- Stated problem -
Where a line contains the word "time", copy that line.

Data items
—————

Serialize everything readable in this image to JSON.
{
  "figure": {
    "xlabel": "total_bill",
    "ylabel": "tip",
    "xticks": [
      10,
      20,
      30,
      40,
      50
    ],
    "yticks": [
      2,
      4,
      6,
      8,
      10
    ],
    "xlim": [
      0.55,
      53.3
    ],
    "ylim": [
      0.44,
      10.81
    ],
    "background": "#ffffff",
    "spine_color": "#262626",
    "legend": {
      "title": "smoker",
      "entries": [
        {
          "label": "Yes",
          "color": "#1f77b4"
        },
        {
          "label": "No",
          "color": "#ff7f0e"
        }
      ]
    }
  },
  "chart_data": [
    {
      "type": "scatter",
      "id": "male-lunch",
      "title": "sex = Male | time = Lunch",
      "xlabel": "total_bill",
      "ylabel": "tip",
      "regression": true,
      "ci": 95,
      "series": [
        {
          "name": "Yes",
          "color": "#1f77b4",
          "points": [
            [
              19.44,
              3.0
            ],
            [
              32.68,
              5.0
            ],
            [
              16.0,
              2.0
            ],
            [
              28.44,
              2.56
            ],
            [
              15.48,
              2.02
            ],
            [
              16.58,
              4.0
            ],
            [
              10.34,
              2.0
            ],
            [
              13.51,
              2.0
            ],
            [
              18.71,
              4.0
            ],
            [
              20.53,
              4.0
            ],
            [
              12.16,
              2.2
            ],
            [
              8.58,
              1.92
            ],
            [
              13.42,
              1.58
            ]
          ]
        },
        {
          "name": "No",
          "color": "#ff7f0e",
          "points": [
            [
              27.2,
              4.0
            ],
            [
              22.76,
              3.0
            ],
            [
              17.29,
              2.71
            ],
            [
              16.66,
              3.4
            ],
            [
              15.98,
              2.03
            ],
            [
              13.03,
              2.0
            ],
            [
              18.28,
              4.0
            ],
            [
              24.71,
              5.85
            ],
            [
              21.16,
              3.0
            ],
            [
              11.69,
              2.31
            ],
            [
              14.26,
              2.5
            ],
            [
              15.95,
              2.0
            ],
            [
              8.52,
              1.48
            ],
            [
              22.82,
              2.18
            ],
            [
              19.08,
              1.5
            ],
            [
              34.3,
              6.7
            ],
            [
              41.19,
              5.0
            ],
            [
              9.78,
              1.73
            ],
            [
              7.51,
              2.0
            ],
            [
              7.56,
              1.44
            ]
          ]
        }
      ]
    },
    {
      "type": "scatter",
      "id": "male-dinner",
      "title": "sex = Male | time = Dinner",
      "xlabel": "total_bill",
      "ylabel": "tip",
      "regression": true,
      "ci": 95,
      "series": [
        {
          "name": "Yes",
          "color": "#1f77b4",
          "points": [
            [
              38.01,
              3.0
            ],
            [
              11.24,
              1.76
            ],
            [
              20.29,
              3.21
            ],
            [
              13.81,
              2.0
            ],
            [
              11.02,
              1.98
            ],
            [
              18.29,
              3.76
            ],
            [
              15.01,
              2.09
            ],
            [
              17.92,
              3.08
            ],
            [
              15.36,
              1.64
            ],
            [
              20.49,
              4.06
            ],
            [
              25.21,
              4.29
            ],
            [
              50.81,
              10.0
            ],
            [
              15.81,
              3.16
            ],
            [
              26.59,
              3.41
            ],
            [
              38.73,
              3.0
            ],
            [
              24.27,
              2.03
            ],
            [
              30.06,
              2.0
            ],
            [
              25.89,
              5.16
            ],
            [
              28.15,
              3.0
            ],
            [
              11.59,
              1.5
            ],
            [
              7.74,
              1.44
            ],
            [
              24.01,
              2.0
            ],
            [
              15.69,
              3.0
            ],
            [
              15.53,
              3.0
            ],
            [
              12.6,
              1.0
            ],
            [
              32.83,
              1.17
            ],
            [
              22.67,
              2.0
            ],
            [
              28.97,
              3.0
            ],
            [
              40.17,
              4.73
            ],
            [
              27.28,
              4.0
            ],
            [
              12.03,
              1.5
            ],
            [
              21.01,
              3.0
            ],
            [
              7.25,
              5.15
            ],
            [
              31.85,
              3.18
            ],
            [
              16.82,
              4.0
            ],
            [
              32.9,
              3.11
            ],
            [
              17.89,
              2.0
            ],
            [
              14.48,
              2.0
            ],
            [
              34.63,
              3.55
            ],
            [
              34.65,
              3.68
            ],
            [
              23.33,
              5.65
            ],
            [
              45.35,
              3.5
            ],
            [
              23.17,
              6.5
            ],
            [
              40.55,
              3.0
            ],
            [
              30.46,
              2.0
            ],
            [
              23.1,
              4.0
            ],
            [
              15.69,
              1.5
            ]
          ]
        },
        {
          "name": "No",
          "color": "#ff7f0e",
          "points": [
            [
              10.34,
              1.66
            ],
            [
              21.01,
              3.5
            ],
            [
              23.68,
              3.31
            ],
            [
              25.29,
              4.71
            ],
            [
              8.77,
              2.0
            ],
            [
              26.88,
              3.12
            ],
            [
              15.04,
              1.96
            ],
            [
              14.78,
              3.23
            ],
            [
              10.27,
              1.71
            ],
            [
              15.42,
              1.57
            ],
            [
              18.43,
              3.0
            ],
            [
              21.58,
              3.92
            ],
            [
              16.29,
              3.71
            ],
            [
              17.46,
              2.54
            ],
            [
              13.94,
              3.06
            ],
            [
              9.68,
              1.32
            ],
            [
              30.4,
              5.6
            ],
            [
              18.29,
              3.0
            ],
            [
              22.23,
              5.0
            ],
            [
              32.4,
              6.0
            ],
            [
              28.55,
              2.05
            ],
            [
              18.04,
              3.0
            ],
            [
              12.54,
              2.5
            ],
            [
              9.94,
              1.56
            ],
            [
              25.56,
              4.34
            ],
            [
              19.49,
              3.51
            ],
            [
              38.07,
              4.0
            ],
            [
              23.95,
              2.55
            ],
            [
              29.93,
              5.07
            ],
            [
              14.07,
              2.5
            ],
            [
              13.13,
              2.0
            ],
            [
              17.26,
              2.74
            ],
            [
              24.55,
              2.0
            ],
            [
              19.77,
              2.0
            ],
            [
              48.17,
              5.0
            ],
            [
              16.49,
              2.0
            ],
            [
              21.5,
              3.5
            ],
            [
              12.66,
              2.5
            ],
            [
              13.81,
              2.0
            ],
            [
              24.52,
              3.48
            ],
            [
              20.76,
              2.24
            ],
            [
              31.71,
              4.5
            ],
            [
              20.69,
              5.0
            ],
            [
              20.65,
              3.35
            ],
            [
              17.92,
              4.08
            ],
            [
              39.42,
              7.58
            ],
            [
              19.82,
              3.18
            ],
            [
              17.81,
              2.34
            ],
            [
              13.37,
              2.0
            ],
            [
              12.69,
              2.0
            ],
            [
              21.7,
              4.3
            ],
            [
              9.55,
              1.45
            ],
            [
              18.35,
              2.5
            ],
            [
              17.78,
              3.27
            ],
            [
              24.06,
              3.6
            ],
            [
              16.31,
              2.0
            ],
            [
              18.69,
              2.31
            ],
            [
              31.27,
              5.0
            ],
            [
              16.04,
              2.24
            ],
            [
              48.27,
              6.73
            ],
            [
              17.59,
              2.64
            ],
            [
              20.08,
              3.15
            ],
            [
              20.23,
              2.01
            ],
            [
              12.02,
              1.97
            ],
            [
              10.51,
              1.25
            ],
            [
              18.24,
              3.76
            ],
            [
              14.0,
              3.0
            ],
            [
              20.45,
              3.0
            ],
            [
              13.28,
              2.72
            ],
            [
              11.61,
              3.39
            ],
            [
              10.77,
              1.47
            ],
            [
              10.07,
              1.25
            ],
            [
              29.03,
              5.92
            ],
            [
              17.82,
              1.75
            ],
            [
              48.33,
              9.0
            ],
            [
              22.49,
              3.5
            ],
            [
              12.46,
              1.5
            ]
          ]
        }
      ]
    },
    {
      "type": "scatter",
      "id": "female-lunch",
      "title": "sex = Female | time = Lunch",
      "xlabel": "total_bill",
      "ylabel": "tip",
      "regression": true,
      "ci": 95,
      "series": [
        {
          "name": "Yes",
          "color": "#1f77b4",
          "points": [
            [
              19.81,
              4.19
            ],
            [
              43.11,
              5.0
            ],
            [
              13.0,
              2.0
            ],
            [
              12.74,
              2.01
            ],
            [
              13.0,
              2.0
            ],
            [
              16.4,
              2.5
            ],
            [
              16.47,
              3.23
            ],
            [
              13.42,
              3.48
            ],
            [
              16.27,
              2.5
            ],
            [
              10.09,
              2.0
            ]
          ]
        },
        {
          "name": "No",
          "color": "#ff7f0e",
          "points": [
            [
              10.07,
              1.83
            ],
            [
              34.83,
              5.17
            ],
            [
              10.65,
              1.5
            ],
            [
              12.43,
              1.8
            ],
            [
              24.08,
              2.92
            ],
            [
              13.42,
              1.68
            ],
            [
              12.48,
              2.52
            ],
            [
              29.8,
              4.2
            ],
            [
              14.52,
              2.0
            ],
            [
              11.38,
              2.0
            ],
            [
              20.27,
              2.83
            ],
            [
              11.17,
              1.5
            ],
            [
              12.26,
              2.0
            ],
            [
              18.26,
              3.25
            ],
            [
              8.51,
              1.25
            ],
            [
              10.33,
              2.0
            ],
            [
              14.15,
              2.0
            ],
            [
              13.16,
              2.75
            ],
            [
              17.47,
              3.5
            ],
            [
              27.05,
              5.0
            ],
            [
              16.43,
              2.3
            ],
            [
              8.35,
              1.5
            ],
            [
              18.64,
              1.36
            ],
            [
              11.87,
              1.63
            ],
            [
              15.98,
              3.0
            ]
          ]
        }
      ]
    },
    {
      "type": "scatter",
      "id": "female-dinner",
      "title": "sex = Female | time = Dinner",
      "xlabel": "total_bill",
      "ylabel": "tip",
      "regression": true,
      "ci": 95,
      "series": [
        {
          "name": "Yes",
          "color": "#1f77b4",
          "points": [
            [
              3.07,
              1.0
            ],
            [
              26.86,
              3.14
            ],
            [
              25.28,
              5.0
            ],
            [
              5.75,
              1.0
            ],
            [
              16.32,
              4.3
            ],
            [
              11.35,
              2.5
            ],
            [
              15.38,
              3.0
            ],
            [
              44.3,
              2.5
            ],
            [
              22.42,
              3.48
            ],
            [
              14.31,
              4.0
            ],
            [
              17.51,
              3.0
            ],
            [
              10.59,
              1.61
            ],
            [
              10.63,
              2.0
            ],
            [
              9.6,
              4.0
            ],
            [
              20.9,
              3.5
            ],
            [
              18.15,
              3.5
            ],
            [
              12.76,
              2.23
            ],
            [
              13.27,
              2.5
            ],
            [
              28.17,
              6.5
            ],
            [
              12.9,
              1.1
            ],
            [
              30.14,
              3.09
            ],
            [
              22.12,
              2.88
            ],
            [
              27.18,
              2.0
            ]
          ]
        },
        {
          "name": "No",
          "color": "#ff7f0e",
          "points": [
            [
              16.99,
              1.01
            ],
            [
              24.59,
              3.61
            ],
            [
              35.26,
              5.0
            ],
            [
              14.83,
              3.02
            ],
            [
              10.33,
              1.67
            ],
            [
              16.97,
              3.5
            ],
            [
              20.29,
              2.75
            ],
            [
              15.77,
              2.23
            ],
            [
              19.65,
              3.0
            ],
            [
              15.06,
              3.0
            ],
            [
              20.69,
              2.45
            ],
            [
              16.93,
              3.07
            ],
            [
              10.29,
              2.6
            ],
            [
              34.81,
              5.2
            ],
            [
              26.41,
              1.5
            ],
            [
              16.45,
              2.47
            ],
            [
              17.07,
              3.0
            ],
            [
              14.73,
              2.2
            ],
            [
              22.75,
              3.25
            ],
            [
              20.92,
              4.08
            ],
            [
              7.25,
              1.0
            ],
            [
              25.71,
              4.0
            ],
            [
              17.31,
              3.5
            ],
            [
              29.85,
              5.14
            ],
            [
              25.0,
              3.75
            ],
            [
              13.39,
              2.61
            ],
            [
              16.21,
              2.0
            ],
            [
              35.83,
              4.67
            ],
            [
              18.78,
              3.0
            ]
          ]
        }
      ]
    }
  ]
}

—————

- Finished answer -
      "title": "sex = Male | time = Lunch",
      "title": "sex = Male | time = Dinner",
      "title": "sex = Female | time = Lunch",
      "title": "sex = Female | time = Dinner",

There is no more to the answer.